Collected data entries:
----

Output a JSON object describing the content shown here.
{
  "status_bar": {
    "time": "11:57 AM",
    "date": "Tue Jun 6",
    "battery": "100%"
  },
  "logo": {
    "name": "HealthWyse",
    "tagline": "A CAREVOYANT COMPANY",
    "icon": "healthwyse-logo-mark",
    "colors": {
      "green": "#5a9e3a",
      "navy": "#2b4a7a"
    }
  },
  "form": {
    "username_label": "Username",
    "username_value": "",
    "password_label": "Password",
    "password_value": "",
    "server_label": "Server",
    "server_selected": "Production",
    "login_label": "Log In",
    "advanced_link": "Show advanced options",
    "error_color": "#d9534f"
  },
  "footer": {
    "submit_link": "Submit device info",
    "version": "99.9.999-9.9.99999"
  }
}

----

● **Task**
Make an exact copy of the data above.

● **Answer to this exercise**
Output a JSON object describing the content shown here.
{
  "status_bar": {
    "time": "11:57 AM",
    "date": "Tue Jun 6",
    "battery": "100%"
  },
  "logo": {
    "name": "HealthWyse",
    "tagline": "A CAREVOYANT COMPANY",
    "icon": "healthwyse-logo-mark",
    "colors": {
      "green": "#5a9e3a",
      "navy": "#2b4a7a"
    }
  },
  "form": {
    "username_label": "Username",
    "username_value": "",
    "password_label": "Password",
    "password_value": "",
    "server_label": "Server",
    "server_selected": "Production",
    "login_label": "Log In",
    "advanced_link": "Show advanced options",
    "error_color": "#d9534f"
  },
  "footer": {
    "submit_link": "Submit device info",
    "version": "99.9.999-9.9.99999"
  }
}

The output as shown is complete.